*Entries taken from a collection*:
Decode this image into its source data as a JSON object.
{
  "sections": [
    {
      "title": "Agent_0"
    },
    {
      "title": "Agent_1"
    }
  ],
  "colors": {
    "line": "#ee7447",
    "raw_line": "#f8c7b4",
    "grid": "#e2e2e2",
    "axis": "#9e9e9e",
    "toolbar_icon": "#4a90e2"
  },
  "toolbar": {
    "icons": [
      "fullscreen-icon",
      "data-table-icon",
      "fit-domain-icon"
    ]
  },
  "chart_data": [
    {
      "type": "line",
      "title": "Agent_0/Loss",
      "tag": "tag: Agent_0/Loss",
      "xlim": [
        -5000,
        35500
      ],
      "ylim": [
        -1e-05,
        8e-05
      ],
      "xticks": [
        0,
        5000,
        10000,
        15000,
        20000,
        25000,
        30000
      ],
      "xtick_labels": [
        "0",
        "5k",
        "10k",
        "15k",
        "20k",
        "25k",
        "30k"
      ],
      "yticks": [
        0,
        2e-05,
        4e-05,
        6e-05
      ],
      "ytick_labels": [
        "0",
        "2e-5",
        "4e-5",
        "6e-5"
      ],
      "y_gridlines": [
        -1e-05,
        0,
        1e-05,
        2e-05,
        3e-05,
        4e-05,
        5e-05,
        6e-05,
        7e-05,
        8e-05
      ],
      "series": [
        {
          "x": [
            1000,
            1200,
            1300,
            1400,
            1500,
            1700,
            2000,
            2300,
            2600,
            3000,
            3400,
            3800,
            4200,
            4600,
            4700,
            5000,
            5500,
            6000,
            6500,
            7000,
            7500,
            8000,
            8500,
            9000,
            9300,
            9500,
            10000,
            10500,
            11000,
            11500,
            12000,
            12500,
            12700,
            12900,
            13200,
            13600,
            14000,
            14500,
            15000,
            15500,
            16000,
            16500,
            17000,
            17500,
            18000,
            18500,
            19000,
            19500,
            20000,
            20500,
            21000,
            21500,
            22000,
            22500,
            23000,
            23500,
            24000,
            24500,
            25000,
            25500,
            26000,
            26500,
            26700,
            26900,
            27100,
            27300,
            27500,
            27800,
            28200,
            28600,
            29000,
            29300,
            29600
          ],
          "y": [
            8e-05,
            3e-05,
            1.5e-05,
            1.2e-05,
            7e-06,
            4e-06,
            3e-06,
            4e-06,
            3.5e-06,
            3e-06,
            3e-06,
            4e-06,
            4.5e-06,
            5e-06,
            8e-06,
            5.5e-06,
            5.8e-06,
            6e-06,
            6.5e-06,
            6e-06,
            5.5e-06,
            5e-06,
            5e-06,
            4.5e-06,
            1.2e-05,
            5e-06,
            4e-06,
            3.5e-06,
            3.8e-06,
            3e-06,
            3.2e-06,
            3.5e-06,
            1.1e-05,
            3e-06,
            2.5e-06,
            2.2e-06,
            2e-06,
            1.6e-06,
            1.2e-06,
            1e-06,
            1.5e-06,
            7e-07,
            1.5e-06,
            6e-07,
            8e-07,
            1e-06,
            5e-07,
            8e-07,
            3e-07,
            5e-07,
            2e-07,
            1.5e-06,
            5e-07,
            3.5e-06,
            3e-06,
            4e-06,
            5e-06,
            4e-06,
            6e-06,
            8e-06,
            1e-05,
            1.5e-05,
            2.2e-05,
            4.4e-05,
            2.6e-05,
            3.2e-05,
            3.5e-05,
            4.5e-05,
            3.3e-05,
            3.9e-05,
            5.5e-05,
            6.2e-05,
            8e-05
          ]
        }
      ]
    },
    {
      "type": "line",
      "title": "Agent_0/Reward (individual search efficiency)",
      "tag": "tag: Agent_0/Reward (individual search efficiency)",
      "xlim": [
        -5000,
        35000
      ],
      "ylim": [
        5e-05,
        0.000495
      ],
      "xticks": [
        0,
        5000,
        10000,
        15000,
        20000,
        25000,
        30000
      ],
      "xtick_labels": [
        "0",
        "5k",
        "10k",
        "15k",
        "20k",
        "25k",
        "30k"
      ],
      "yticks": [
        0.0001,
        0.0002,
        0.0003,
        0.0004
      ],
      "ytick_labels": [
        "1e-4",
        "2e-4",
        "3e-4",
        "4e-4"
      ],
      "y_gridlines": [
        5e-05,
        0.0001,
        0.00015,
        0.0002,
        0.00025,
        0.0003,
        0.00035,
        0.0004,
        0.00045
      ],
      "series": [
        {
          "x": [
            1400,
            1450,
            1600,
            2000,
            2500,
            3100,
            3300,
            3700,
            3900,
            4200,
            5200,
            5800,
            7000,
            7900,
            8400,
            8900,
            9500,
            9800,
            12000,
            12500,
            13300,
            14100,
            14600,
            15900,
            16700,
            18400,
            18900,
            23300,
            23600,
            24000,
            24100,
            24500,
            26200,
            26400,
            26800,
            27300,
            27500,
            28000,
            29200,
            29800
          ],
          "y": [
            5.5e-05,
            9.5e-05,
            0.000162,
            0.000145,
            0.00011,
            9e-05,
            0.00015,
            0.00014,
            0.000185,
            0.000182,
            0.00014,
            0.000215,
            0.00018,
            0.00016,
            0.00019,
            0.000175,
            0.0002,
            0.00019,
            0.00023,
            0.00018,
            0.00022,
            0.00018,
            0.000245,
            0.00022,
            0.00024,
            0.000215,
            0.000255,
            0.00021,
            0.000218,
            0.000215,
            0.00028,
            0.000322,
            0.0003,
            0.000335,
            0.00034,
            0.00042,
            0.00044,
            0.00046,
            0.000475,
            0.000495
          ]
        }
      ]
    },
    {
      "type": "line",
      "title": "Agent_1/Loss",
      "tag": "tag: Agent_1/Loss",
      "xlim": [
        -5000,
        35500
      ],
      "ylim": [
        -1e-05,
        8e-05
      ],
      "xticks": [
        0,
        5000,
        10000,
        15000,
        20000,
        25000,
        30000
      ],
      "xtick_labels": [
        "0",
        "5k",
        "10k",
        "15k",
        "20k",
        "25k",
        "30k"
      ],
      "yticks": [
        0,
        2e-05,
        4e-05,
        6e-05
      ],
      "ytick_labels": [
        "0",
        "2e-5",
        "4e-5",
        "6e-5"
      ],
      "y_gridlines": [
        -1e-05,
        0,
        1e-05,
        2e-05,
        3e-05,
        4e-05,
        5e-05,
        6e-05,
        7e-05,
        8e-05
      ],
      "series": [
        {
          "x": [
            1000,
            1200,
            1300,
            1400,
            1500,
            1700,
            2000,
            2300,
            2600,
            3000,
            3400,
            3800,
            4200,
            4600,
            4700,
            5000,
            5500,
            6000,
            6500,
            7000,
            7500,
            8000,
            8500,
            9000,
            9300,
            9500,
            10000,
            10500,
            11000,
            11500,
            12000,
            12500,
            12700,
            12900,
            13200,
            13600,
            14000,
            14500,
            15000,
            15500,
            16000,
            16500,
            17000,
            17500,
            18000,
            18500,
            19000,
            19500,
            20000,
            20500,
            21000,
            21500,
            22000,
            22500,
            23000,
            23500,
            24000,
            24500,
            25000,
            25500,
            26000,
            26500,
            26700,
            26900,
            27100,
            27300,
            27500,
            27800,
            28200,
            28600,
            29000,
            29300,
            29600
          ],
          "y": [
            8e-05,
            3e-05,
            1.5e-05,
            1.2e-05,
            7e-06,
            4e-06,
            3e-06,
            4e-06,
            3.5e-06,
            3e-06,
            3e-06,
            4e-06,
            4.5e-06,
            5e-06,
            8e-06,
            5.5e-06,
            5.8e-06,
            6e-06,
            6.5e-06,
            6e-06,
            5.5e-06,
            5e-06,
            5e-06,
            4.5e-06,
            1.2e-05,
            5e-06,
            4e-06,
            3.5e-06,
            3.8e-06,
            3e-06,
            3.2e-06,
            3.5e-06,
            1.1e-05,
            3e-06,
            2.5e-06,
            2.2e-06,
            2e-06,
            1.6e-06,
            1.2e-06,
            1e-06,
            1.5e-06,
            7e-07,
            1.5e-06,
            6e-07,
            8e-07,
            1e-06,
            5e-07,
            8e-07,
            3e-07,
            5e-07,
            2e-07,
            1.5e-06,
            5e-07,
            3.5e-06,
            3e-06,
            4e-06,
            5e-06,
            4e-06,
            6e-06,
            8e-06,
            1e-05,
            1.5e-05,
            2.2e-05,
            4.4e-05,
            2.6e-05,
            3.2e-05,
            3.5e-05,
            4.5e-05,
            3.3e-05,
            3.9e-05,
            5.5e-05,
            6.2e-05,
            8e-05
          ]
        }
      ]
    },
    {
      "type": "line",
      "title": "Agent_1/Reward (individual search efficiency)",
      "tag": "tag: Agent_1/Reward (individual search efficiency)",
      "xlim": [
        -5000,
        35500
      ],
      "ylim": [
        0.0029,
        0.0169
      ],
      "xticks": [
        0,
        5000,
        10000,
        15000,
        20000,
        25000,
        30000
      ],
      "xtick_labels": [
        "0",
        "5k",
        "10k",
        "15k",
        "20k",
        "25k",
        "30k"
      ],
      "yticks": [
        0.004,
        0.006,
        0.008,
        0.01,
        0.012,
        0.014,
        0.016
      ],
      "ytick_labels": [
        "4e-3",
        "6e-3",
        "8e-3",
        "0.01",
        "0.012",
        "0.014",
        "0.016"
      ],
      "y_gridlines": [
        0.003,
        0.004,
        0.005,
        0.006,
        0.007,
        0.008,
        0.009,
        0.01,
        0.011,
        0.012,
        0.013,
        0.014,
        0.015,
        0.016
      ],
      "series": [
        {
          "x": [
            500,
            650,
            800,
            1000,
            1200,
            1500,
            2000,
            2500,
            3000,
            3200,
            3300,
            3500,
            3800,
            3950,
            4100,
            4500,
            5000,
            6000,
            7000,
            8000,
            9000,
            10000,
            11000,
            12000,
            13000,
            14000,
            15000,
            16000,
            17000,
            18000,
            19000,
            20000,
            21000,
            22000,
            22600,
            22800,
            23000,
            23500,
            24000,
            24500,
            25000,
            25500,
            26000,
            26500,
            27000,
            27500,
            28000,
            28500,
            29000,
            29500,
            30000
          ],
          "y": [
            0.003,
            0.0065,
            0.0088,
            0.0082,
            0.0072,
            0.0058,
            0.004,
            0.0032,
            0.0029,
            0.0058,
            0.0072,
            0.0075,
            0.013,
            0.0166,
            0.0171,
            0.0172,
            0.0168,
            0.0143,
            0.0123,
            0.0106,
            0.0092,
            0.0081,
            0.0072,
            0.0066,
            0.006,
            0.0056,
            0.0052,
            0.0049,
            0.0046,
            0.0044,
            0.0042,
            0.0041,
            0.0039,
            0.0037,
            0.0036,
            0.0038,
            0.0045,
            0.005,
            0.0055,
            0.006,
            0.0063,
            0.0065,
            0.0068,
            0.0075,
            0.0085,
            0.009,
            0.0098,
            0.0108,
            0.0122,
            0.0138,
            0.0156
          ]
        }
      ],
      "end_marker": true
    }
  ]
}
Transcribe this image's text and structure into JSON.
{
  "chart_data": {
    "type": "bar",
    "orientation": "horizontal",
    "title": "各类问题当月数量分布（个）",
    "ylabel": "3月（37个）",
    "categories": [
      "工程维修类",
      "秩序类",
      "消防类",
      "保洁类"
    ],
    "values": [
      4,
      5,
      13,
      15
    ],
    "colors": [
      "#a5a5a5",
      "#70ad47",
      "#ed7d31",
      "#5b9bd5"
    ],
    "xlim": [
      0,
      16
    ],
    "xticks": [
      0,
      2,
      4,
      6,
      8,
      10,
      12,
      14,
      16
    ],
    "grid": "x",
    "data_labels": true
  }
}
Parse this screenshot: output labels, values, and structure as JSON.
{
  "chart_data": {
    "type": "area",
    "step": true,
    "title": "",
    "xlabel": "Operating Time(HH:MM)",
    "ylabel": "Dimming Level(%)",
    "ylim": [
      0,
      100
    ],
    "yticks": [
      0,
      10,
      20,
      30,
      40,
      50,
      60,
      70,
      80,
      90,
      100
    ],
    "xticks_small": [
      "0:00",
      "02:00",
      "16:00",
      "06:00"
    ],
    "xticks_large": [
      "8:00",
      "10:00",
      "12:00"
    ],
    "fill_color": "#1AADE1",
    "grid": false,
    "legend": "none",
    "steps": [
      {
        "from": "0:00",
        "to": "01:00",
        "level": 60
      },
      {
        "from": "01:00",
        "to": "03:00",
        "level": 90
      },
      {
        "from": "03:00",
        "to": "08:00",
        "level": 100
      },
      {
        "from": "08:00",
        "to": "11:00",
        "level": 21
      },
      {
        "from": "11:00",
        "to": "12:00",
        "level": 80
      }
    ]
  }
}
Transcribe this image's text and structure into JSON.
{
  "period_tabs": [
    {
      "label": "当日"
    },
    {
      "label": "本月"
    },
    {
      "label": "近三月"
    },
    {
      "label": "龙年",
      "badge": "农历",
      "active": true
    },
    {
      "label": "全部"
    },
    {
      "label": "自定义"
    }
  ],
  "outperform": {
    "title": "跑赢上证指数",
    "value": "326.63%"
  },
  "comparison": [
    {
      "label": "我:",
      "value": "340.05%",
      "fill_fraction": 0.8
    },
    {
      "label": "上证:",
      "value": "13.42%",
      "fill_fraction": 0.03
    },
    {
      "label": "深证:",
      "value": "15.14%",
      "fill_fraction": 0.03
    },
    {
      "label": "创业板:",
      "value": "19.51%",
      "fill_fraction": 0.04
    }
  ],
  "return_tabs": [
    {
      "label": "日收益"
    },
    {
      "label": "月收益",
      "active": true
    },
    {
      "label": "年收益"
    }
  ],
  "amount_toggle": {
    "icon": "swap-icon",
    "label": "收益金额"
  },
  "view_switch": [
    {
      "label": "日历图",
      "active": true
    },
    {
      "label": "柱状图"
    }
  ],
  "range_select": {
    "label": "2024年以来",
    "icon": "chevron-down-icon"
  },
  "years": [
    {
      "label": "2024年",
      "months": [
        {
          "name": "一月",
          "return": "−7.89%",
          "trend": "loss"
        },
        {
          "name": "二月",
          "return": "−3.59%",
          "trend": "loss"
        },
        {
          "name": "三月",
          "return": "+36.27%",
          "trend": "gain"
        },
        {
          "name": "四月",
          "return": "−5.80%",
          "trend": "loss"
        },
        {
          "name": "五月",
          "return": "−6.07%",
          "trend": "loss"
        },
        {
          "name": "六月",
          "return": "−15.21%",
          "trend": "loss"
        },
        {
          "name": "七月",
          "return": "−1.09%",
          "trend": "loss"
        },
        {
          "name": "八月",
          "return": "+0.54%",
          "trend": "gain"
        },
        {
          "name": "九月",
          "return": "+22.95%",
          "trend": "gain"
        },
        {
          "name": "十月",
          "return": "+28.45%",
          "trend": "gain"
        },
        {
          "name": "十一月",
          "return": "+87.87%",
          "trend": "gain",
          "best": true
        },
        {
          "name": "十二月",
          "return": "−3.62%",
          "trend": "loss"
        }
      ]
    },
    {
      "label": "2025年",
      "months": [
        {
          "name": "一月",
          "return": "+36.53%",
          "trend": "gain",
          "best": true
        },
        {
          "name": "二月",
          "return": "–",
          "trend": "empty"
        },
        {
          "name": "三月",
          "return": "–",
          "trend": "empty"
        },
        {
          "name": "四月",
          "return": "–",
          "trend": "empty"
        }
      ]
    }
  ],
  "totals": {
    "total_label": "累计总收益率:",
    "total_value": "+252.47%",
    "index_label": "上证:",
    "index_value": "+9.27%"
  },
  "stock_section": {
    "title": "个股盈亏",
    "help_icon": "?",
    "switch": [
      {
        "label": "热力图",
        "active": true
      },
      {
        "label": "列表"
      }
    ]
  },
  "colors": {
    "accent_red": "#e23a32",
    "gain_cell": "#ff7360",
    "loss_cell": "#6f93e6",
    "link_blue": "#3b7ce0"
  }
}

*Work instructions*:
Work out how many lines above have the string "JSON" in them, and give only the number.

*In response*:
4